**Work to complete**
Write out every line of the material as it stands, apart from the pictures.

**Supplied records**
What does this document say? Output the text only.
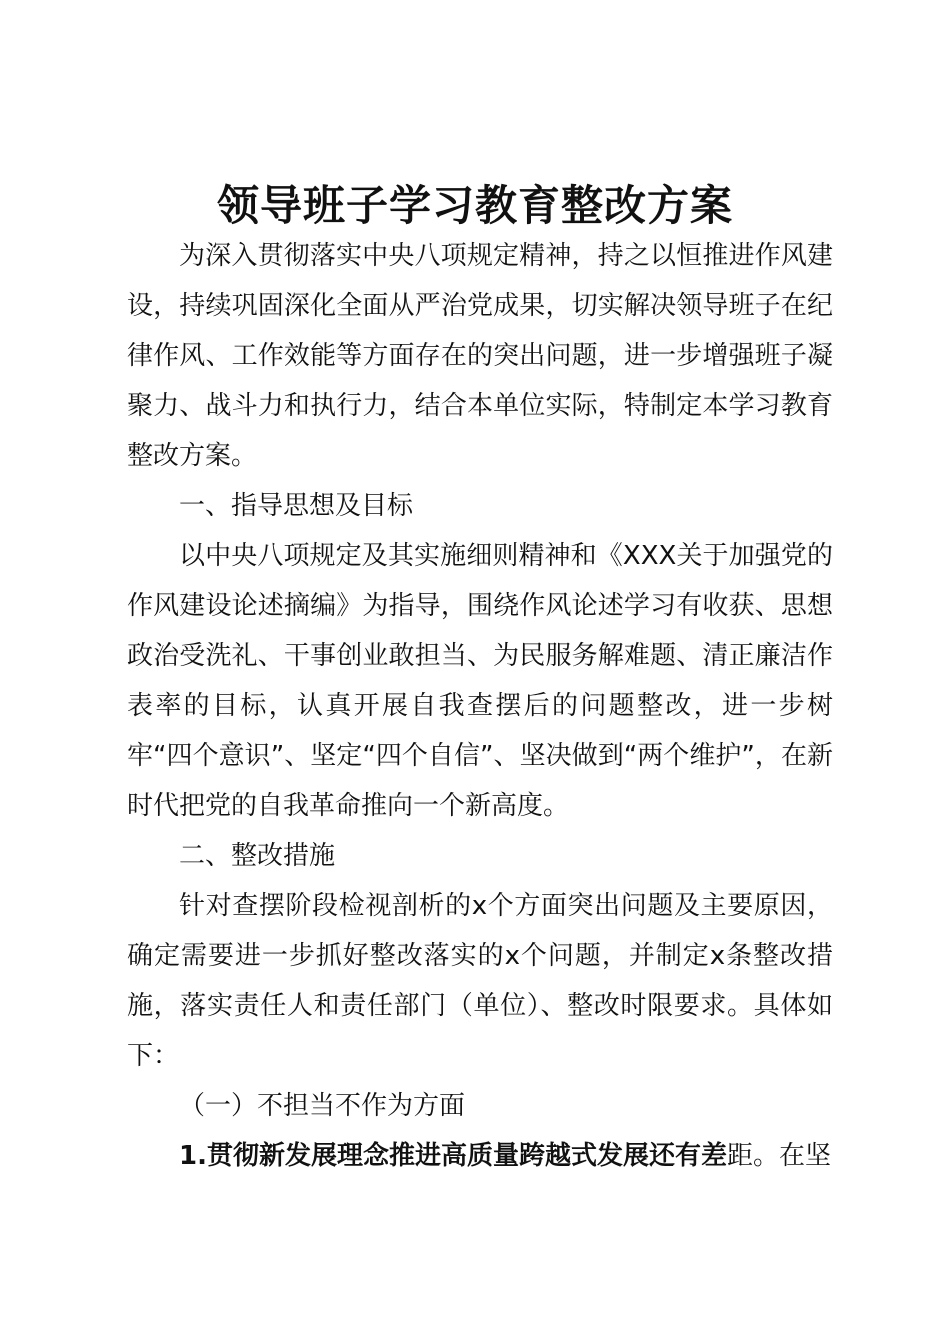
领导班子学习教育整改方案

为深入贯彻落实中央八项规定精神，持之以恒推进作风建设，持续巩固深化全面从严治党成果，切实解决领导班子在纪律作风、工作效能等方面存在的突出问题，进一步增强班子凝聚力、战斗力和执行力，结合本单位实际，特制定本学习教育整改方案。

一、指导思想及目标

以中央八项规定及其实施细则精神和《XXX关于加强党的作风建设论述摘编》为指导，围绕作风论述学习有收获、思想政治受洗礼、干事创业敢担当、为民服务解难题、清正廉洁作表率的目标，认真开展自我查摆后的问题整改，进一步树牢“四个意识”、坚定“四个自信”、坚决做到“两个维护”，在新时代把党的自我革命推向一个新高度。

二、整改措施

针对查摆阶段检视剖析的x个方面突出问题及主要原因，确定需要进一步抓好整改落实的x个问题，并制定x条整改措施，落实责任人和责任部门（单位）、整改时限要求。具体如下：

（一）不担当不作为方面

1.贯彻新发展理念推进高质量跨越式发展还有差距。在坚
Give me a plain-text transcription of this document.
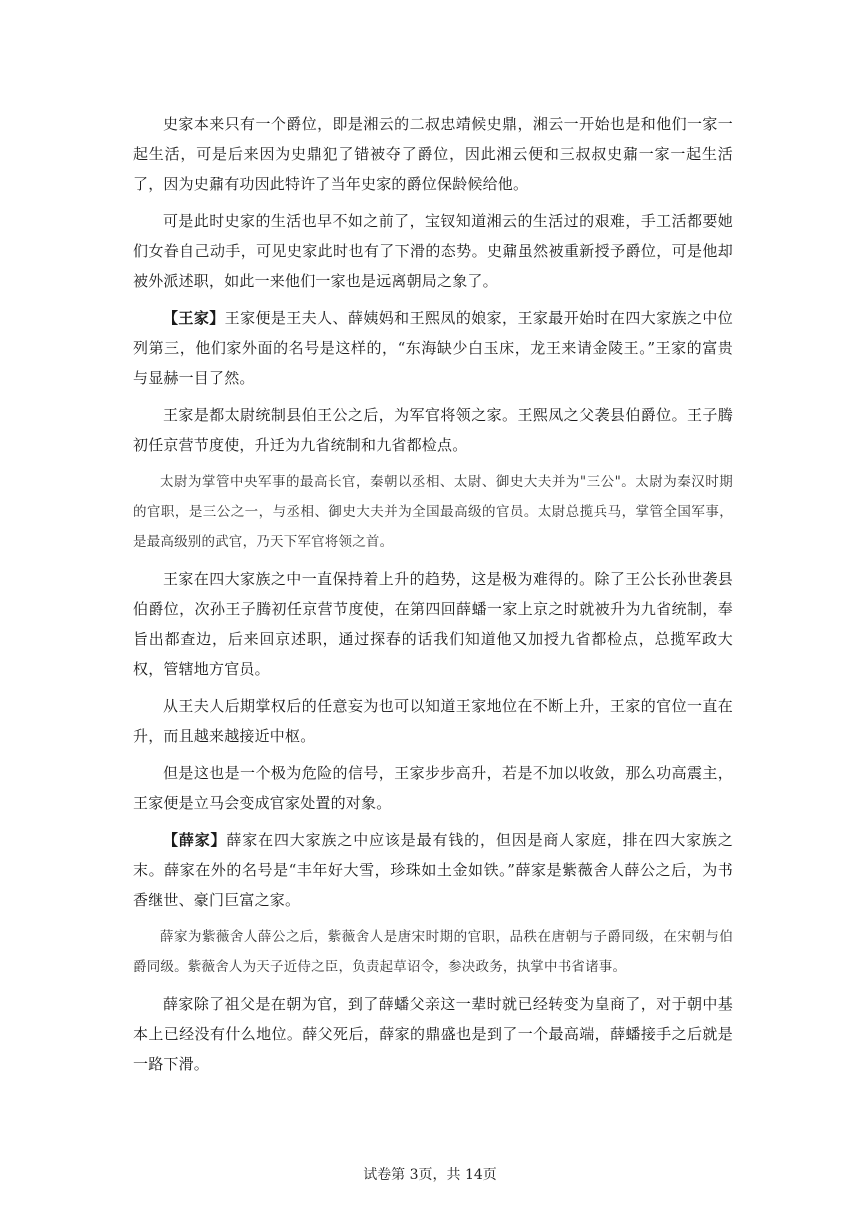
史家本来只有一个爵位，即是湘云的二叔忠靖候史鼎，湘云一开始也是和他们一家一起生活，可是后来因为史鼎犯了错被夺了爵位，因此湘云便和三叔叔史鼐一家一起生活了，因为史鼐有功因此特许了当年史家的爵位保龄候给他。

可是此时史家的生活也早不如之前了，宝钗知道湘云的生活过的艰难，手工活都要她们女眷自己动手，可见史家此时也有了下滑的态势。史鼐虽然被重新授予爵位，可是他却被外派述职，如此一来他们一家也是远离朝局之象了。

【王家】王家便是王夫人、薛姨妈和王熙凤的娘家，王家最开始时在四大家族之中位列第三，他们家外面的名号是这样的，“东海缺少白玉床，龙王来请金陵王。”王家的富贵与显赫一目了然。

王家是都太尉统制县伯王公之后，为军官将领之家。王熙凤之父袭县伯爵位。王子腾初任京营节度使，升迁为九省统制和九省都检点。

太尉为掌管中央军事的最高长官，秦朝以丞相、太尉、御史大夫并为"三公"。太尉为秦汉时期的官职，是三公之一，与丞相、御史大夫并为全国最高级的官员。太尉总揽兵马，掌管全国军事，是最高级别的武官，乃天下军官将领之首。

王家在四大家族之中一直保持着上升的趋势，这是极为难得的。除了王公长孙世袭县伯爵位，次孙王子腾初任京营节度使，在第四回薛蟠一家上京之时就被升为九省统制，奉旨出都查边，后来回京述职，通过探春的话我们知道他又加授九省都检点，总揽军政大权，管辖地方官员。

从王夫人后期掌权后的任意妄为也可以知道王家地位在不断上升，王家的官位一直在升，而且越来越接近中枢。

但是这也是一个极为危险的信号，王家步步高升，若是不加以收敛，那么功高震主，王家便是立马会变成官家处置的对象。

【薛家】薛家在四大家族之中应该是最有钱的，但因是商人家庭，排在四大家族之末。薛家在外的名号是“丰年好大雪，珍珠如土金如铁。”薛家是紫薇舍人薛公之后，为书香继世、豪门巨富之家。

薛家为紫薇舍人薛公之后，紫薇舍人是唐宋时期的官职，品秩在唐朝与子爵同级，在宋朝与伯爵同级。紫薇舍人为天子近侍之臣，负责起草诏令，参决政务，执掌中书省诸事。

薛家除了祖父是在朝为官，到了薛蟠父亲这一辈时就已经转变为皇商了，对于朝中基本上已经没有什么地位。薛父死后，薛家的鼎盛也是到了一个最高端，薛蟠接手之后就是一路下滑。

试卷第 3页，共 14页
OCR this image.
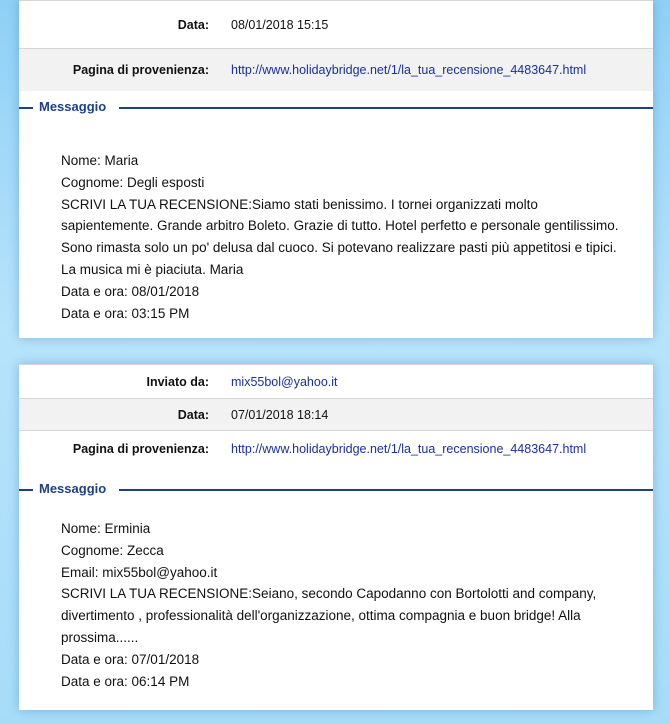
Data: 08/01/2018 15:15
Pagina di provenienza: http://www.holidaybridge.net/1/la_tua_recensione_4483647.html
Messaggio
Nome: Maria
Cognome: Degli esposti
SCRIVI LA TUA RECENSIONE:Siamo stati benissimo. I tornei organizzati molto sapientemente. Grande arbitro Boleto. Grazie di tutto. Hotel perfetto e personale gentilissimo. Sono rimasta solo un po' delusa dal cuoco. Si potevano realizzare pasti più appetitosi e tipici. La musica mi è piaciuta. Maria
Data e ora: 08/01/2018
Data e ora: 03:15 PM
Inviato da: mix55bol@yahoo.it
Data: 07/01/2018 18:14
Pagina di provenienza: http://www.holidaybridge.net/1/la_tua_recensione_4483647.html
Messaggio
Nome: Erminia
Cognome: Zecca
Email: mix55bol@yahoo.it
SCRIVI LA TUA RECENSIONE:Seiano, secondo Capodanno con Bortolotti and company, divertimento , professionalità dell'organizzazione, ottima compagnia e buon bridge! Alla prossima......
Data e ora: 07/01/2018
Data e ora: 06:14 PM
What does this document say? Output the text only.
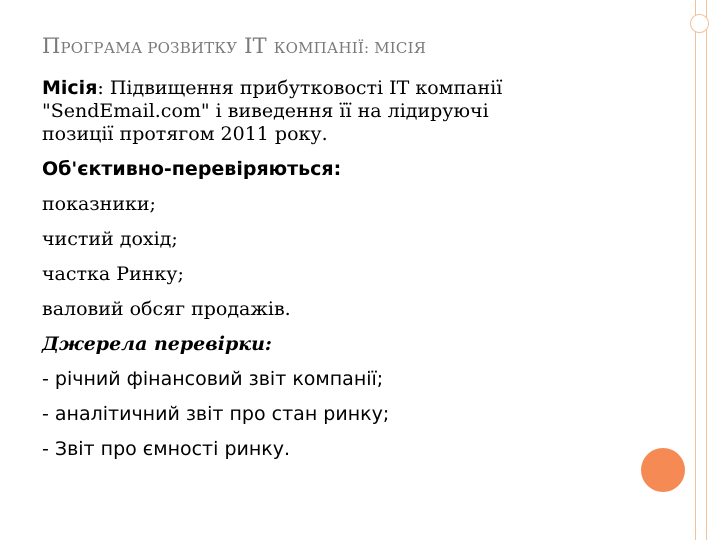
ПРОГРАМА РОЗВИТКУ IT КОМПАНІЇ: МІСІЯ

Місія: Підвищення прибутковості IT компанії
"SendEmail.com" і виведення її на лідируючі
позиції протягом 2011 року.

Об'єктивно-перевіряються:

показники;

чистий дохід;

частка Ринку;

валовий обсяг продажів.

Джерела перевірки:

- річний фінансовий звіт компанії;

- аналітичний звіт про стан ринку;

- Звіт про ємності ринку.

**Full output**
What does this document say? Output the text only.
领导班子学习教育整改方案

为深入贯彻落实中央八项规定精神，持之以恒推进作风建设，持续巩固深化全面从严治党成果，切实解决领导班子在纪律作风、工作效能等方面存在的突出问题，进一步增强班子凝聚力、战斗力和执行力，结合本单位实际，特制定本学习教育整改方案。

一、指导思想及目标

以中央八项规定及其实施细则精神和《XXX关于加强党的作风建设论述摘编》为指导，围绕作风论述学习有收获、思想政治受洗礼、干事创业敢担当、为民服务解难题、清正廉洁作表率的目标，认真开展自我查摆后的问题整改，进一步树牢“四个意识”、坚定“四个自信”、坚决做到“两个维护”，在新时代把党的自我革命推向一个新高度。

二、整改措施

针对查摆阶段检视剖析的x个方面突出问题及主要原因，确定需要进一步抓好整改落实的x个问题，并制定x条整改措施，落实责任人和责任部门（单位）、整改时限要求。具体如下：

（一）不担当不作为方面

1.贯彻新发展理念推进高质量跨越式发展还有差距。在坚
Give me a plain-text transcription of this document.
史家本来只有一个爵位，即是湘云的二叔忠靖候史鼎，湘云一开始也是和他们一家一起生活，可是后来因为史鼎犯了错被夺了爵位，因此湘云便和三叔叔史鼐一家一起生活了，因为史鼐有功因此特许了当年史家的爵位保龄候给他。

可是此时史家的生活也早不如之前了，宝钗知道湘云的生活过的艰难，手工活都要她们女眷自己动手，可见史家此时也有了下滑的态势。史鼐虽然被重新授予爵位，可是他却被外派述职，如此一来他们一家也是远离朝局之象了。

【王家】王家便是王夫人、薛姨妈和王熙凤的娘家，王家最开始时在四大家族之中位列第三，他们家外面的名号是这样的，“东海缺少白玉床，龙王来请金陵王。”王家的富贵与显赫一目了然。

王家是都太尉统制县伯王公之后，为军官将领之家。王熙凤之父袭县伯爵位。王子腾初任京营节度使，升迁为九省统制和九省都检点。

太尉为掌管中央军事的最高长官，秦朝以丞相、太尉、御史大夫并为"三公"。太尉为秦汉时期的官职，是三公之一，与丞相、御史大夫并为全国最高级的官员。太尉总揽兵马，掌管全国军事，是最高级别的武官，乃天下军官将领之首。

王家在四大家族之中一直保持着上升的趋势，这是极为难得的。除了王公长孙世袭县伯爵位，次孙王子腾初任京营节度使，在第四回薛蟠一家上京之时就被升为九省统制，奉旨出都查边，后来回京述职，通过探春的话我们知道他又加授九省都检点，总揽军政大权，管辖地方官员。

从王夫人后期掌权后的任意妄为也可以知道王家地位在不断上升，王家的官位一直在升，而且越来越接近中枢。

但是这也是一个极为危险的信号，王家步步高升，若是不加以收敛，那么功高震主，王家便是立马会变成官家处置的对象。

【薛家】薛家在四大家族之中应该是最有钱的，但因是商人家庭，排在四大家族之末。薛家在外的名号是“丰年好大雪，珍珠如土金如铁。”薛家是紫薇舍人薛公之后，为书香继世、豪门巨富之家。

薛家为紫薇舍人薛公之后，紫薇舍人是唐宋时期的官职，品秩在唐朝与子爵同级，在宋朝与伯爵同级。紫薇舍人为天子近侍之臣，负责起草诏令，参决政务，执掌中书省诸事。

薛家除了祖父是在朝为官，到了薛蟠父亲这一辈时就已经转变为皇商了，对于朝中基本上已经没有什么地位。薛父死后，薛家的鼎盛也是到了一个最高端，薛蟠接手之后就是一路下滑。

试卷第 3页，共 14页
OCR this image.
Data: 08/01/2018 15:15
Pagina di provenienza: http://www.holidaybridge.net/1/la_tua_recensione_4483647.html
Messaggio
Nome: Maria
Cognome: Degli esposti
SCRIVI LA TUA RECENSIONE:Siamo stati benissimo. I tornei organizzati molto sapientemente. Grande arbitro Boleto. Grazie di tutto. Hotel perfetto e personale gentilissimo. Sono rimasta solo un po' delusa dal cuoco. Si potevano realizzare pasti più appetitosi e tipici. La musica mi è piaciuta. Maria
Data e ora: 08/01/2018
Data e ora: 03:15 PM
Inviato da: mix55bol@yahoo.it
Data: 07/01/2018 18:14
Pagina di provenienza: http://www.holidaybridge.net/1/la_tua_recensione_4483647.html
Messaggio
Nome: Erminia
Cognome: Zecca
Email: mix55bol@yahoo.it
SCRIVI LA TUA RECENSIONE:Seiano, secondo Capodanno con Bortolotti and company, divertimento , professionalità dell'organizzazione, ottima compagnia e buon bridge! Alla prossima......
Data e ora: 07/01/2018
Data e ora: 06:14 PM
What does this document say? Output the text only.
ПРОГРАМА РОЗВИТКУ IT КОМПАНІЇ: МІСІЯ

Місія: Підвищення прибутковості IT компанії
"SendEmail.com" і виведення її на лідируючі
позиції протягом 2011 року.

Об'єктивно-перевіряються:

показники;

чистий дохід;

частка Ринку;

валовий обсяг продажів.

Джерела перевірки:

- річний фінансовий звіт компанії;

- аналітичний звіт про стан ринку;

- Звіт про ємності ринку.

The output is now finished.